▶ [BRIEF]:
Exactly reproduce the entries, dropping any pictures from your copy.

▶ [Extracted data entries]:
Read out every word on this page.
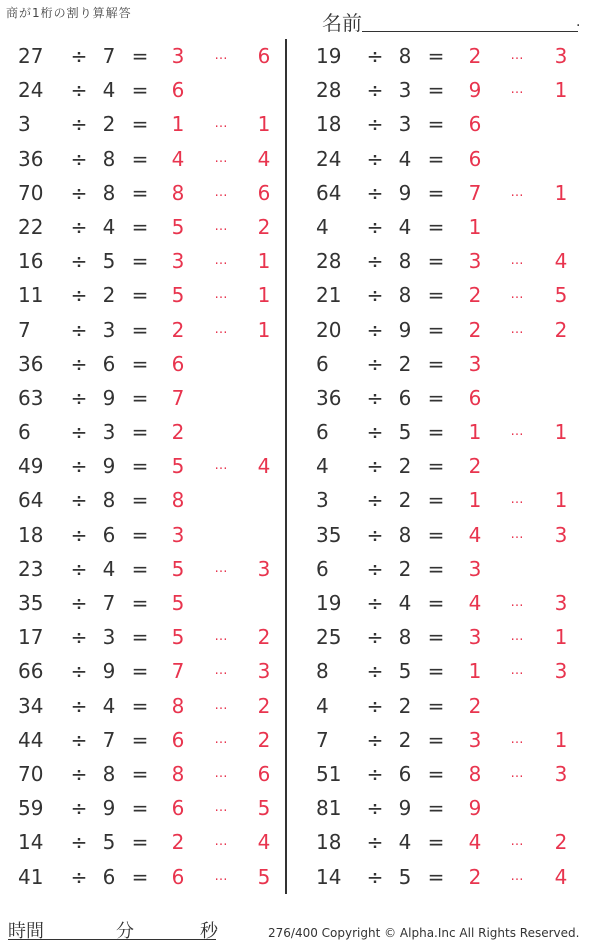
商が1桁の割り算解答	名前	.
27 ÷ 7 = 3	… 6
24 ÷ 4 = 6
3	÷ 2 = 1	… 1
36 ÷ 8 = 4	… 4
70 ÷ 8 = 8	… 6
22 ÷ 4 = 5	… 2
16 ÷ 5 = 3	… 1
11 ÷ 2 = 5	… 1
7	÷ 3 = 2	… 1
36 ÷ 6 = 6
63 ÷ 9 = 7
6	÷ 3 = 2
49 ÷ 9 = 5	… 4
64 ÷ 8 = 8
18 ÷ 6 = 3
23 ÷ 4 = 5	… 3
35 ÷ 7 = 5
17 ÷ 3 = 5	… 2
66 ÷ 9 = 7	… 3
34 ÷ 4 = 8	… 2
44 ÷ 7 = 6	… 2
70 ÷ 8 = 8	… 6
59 ÷ 9 = 6	… 5
14 ÷ 5 = 2	… 4
41 ÷ 6 = 6	… 5
19 ÷ 8 = 2	… 3
28 ÷ 3 = 9	… 1
18 ÷ 3 = 6
24 ÷ 4 = 6
64 ÷ 9 = 7	… 1
4	÷ 4 = 1
28 ÷ 8 = 3	… 4
21 ÷ 8 = 2	… 5
20 ÷ 9 = 2	… 2
6	÷ 2 = 3
36 ÷ 6 = 6
6	÷ 5 = 1	… 1
4	÷ 2 = 2
3	÷ 2 = 1	… 1
35 ÷ 8 = 4	… 3
6	÷ 2 = 3
19 ÷ 4 = 4	… 3
25 ÷ 8 = 3	… 1
8	÷ 5 = 1	… 3
4	÷ 2 = 2
7	÷ 2 = 3	… 1
51 ÷ 6 = 8	… 3
81 ÷ 9 = 9
18 ÷ 4 = 4	… 2
14 ÷ 5 = 2	… 4
時間	分	秒	276/400 Copyright © Alpha.Inc All Rights Reserved.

▶ [TASK ANSWER]:
Read out every word on this page.
商が1桁の割り算解答	名前	.
27 ÷ 7 = 3	… 6
24 ÷ 4 = 6
3	÷ 2 = 1	… 1
36 ÷ 8 = 4	… 4
70 ÷ 8 = 8	… 6
22 ÷ 4 = 5	… 2
16 ÷ 5 = 3	… 1
11 ÷ 2 = 5	… 1
7	÷ 3 = 2	… 1
36 ÷ 6 = 6
63 ÷ 9 = 7
6	÷ 3 = 2
49 ÷ 9 = 5	… 4
64 ÷ 8 = 8
18 ÷ 6 = 3
23 ÷ 4 = 5	… 3
35 ÷ 7 = 5
17 ÷ 3 = 5	… 2
66 ÷ 9 = 7	… 3
34 ÷ 4 = 8	… 2
44 ÷ 7 = 6	… 2
70 ÷ 8 = 8	… 6
59 ÷ 9 = 6	… 5
14 ÷ 5 = 2	… 4
41 ÷ 6 = 6	… 5
19 ÷ 8 = 2	… 3
28 ÷ 3 = 9	… 1
18 ÷ 3 = 6
24 ÷ 4 = 6
64 ÷ 9 = 7	… 1
4	÷ 4 = 1
28 ÷ 8 = 3	… 4
21 ÷ 8 = 2	… 5
20 ÷ 9 = 2	… 2
6	÷ 2 = 3
36 ÷ 6 = 6
6	÷ 5 = 1	… 1
4	÷ 2 = 2
3	÷ 2 = 1	… 1
35 ÷ 8 = 4	… 3
6	÷ 2 = 3
19 ÷ 4 = 4	… 3
25 ÷ 8 = 3	… 1
8	÷ 5 = 1	… 3
4	÷ 2 = 2
7	÷ 2 = 3	… 1
51 ÷ 6 = 8	… 3
81 ÷ 9 = 9
18 ÷ 4 = 4	… 2
14 ÷ 5 = 2	… 4
時間	分	秒	276/400 Copyright © Alpha.Inc All Rights Reserved.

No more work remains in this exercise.